GIVEN TEXT:
BATTLE OF GRAVELINES

The Battle of Gravelines was fought on Monday the 29th of July, 1588 during the English- Spanish Naval War. The Spanish Armada had entered the English Channel on Saturday the 20th of July 1588. The Spaniards saw no signs of their enemy. But the next morning, when they were off Plymouth, sixty English ships attacked them in a manner which they little expected. Instead of closing with the enemy, in the traditional style, the English passed by the Spanish fleet, each ship firing, as it passed, a terrific broadside. The Spaniards could not reply, for, with their inadequate guns, they were out of range. Nor could they close with the enemy, for the English sailed away. All that week the entire Armada moved slowly up the Channel; there were two minor fights off the Dorset coast and the Isle of Wight. On Saturday the 27th of July, a week after they had entered the Channel, the Spaniards dropped anchor in Calais Roads. Here Medina Sidonia sent a message to Parma, and perhaps intended waiting for him. But he was not allowed to do so.

GIVEN INFORMATION:
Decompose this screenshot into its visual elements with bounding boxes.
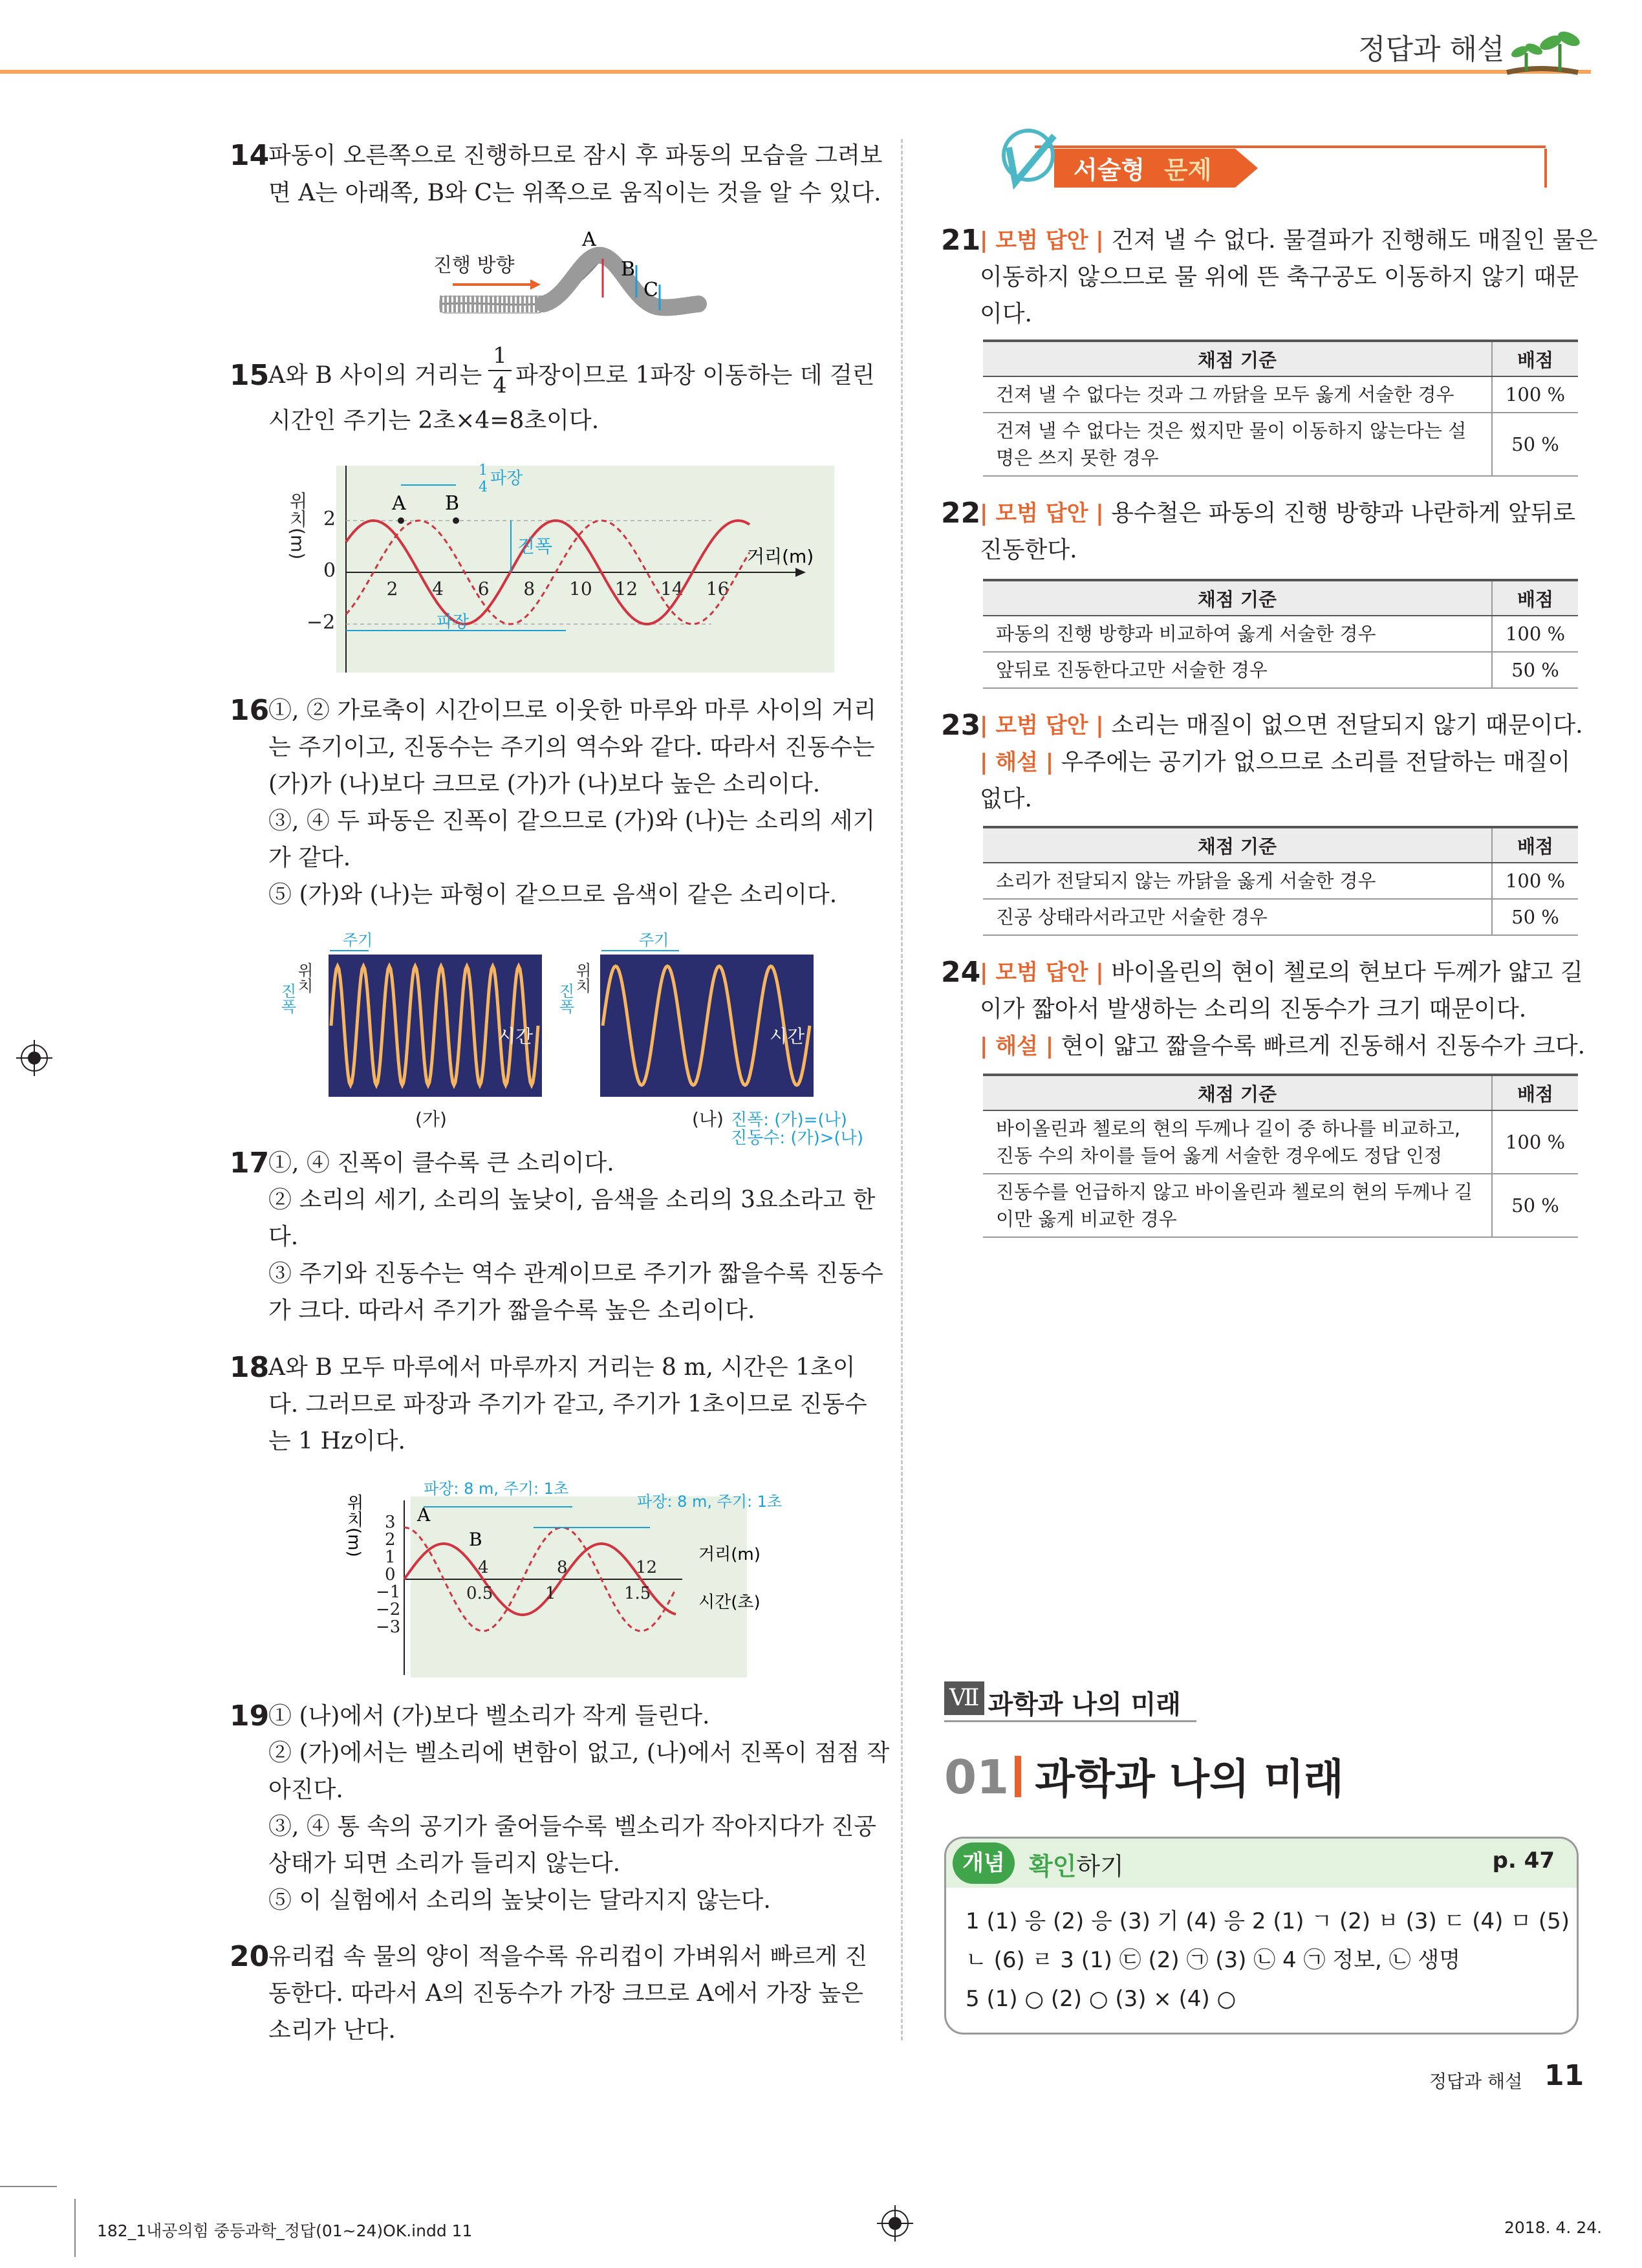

SET PROBLEM: Continue the account of the Battle of Gravelines given above, starting right after its final sentence.

RESULT OF THE TASK:
Drake, taking advantage of a favourable wind, sent fire-ships among the Spanish fleet. Only a few ships were actually set on fire, but the rest cut their cables and made for the open sea. The Spaniards were driven from Calais. On the 29th of July, the wind again favoured the English, for it blew strongly towards the Flemish coast, from which the Spaniards struggled to get away. As they did so, broadside after broadside from the English guns battered their ships and cut down their soldiers. It was a terrible slaughter; and the Spaniards, as at Plymouth, could make no effective reply from their own feeble guns. Only a lucky change in the direction of the wind saved the Spaniards from being driven upon the sandbanks of Flanders. Though they lost only two or three ships at Gravelines, the whole fleet was badly damaged - how badly was shown in the sequel. For Medina Sidonia, recognising defeat, determined to sail round Great Britain and make for Ireland - a friendly Catholic country, as he thought. But his ships battered by the English guns at Gravelines, were in no condition to make so long a voyage. All leaked badly, a great storm arose, and there were no friendly harbours in England or Scotland. Soon the majority of the ships became wrecks. Many of them were driven on to the inhospitable shores of Scotland and Ireland; in Ireland hundreds of Spanish soldiers were murdered by the natives, who turned out to be little better than savages. Of the 130 ships which had made up the Armada, only fifty reached home.